#### AVAILABLE DATA ####
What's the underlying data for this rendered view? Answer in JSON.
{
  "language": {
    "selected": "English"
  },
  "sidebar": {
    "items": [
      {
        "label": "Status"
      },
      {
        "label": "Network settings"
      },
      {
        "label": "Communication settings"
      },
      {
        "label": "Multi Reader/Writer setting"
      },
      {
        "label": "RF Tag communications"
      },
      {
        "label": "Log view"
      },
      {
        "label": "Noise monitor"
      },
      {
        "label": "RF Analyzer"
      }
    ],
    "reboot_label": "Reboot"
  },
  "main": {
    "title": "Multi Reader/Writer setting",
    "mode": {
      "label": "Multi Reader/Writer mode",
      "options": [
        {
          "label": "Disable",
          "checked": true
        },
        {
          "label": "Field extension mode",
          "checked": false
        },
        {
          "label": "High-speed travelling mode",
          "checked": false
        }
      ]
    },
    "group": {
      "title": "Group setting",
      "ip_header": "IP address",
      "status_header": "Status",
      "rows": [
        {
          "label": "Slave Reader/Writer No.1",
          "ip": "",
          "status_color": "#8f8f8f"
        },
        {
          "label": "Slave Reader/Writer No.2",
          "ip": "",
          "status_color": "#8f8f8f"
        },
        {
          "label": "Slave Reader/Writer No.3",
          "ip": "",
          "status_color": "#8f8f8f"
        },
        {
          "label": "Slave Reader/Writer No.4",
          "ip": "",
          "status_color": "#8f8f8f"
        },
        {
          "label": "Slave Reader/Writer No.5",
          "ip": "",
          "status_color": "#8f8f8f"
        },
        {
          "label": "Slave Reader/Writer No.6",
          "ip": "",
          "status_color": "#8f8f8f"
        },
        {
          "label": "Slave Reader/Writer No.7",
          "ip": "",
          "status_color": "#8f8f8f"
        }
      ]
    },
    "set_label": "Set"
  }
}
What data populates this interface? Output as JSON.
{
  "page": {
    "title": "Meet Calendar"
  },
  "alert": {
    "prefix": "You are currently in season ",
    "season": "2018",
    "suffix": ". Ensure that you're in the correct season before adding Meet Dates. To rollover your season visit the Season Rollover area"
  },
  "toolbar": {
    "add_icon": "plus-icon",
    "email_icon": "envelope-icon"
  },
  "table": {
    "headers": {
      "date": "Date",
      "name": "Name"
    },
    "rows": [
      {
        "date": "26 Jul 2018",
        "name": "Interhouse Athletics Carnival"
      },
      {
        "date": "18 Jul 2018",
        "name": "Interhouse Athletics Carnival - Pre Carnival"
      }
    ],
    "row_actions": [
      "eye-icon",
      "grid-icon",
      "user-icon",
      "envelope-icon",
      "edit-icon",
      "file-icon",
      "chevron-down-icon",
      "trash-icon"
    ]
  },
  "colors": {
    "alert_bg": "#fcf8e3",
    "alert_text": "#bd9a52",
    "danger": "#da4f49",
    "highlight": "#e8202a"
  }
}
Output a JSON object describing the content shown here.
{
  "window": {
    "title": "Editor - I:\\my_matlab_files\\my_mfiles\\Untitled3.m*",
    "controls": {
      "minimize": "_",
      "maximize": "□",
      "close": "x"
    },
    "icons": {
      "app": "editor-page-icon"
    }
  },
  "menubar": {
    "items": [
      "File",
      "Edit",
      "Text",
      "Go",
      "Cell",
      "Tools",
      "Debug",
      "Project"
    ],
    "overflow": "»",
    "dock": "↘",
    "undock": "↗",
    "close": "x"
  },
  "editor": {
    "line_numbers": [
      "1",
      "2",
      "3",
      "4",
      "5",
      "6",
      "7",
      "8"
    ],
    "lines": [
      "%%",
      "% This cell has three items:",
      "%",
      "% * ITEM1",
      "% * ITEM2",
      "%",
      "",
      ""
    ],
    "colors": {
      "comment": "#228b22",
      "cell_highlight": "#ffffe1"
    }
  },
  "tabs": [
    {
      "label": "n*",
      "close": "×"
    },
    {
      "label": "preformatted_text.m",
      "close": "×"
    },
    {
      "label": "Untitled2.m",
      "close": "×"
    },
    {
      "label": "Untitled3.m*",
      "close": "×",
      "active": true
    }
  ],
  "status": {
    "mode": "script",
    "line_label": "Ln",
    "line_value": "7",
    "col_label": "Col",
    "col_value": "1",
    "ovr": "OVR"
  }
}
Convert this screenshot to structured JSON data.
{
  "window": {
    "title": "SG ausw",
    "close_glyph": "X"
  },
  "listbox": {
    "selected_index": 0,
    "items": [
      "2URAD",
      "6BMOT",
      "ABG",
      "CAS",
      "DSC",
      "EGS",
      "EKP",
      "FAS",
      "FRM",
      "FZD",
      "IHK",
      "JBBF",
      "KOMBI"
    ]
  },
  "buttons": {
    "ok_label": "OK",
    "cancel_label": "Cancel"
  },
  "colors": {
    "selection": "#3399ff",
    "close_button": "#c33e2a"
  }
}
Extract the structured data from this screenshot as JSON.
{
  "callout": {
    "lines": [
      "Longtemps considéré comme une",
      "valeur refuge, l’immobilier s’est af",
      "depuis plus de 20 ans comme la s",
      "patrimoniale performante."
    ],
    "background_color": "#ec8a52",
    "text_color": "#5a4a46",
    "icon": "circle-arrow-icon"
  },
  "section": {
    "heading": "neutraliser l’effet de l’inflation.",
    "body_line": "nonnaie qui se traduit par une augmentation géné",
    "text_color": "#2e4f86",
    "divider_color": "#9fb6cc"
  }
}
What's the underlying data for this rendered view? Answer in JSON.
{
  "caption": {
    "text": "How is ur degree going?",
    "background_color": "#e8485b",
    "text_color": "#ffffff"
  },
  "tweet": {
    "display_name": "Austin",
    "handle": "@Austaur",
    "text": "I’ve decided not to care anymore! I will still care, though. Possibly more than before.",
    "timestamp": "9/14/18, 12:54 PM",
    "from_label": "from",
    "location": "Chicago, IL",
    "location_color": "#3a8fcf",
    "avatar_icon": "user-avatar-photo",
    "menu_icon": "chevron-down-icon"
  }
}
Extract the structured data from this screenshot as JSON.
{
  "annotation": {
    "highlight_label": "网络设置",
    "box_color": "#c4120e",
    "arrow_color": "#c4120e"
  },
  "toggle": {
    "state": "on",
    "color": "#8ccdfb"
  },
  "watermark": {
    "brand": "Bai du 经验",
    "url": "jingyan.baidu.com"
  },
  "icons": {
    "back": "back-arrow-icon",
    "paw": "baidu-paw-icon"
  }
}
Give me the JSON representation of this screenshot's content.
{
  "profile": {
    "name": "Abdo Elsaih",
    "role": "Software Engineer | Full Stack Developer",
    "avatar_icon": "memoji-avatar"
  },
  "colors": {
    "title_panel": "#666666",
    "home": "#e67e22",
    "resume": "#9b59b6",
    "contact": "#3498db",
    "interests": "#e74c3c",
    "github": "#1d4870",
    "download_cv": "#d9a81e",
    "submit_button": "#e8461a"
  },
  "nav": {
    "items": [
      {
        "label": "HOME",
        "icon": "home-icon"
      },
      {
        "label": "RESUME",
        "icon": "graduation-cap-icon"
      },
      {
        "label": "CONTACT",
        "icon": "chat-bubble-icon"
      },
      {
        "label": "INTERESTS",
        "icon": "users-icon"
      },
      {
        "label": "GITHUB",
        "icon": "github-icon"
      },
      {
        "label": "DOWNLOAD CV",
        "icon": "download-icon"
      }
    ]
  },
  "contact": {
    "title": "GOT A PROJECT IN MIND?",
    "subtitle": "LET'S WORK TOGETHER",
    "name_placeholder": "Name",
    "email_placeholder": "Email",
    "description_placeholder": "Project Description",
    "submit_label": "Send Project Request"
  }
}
####
● **TASK INSTRUCTIONS**:
List each line of the records that holds the string "Meet".

● **TASK RESPONSE**:
    "title": "Meet Calendar"
    "suffix": ". Ensure that you're in the correct season before adding Meet Dates. To rollover your season visit the Season Rollover area"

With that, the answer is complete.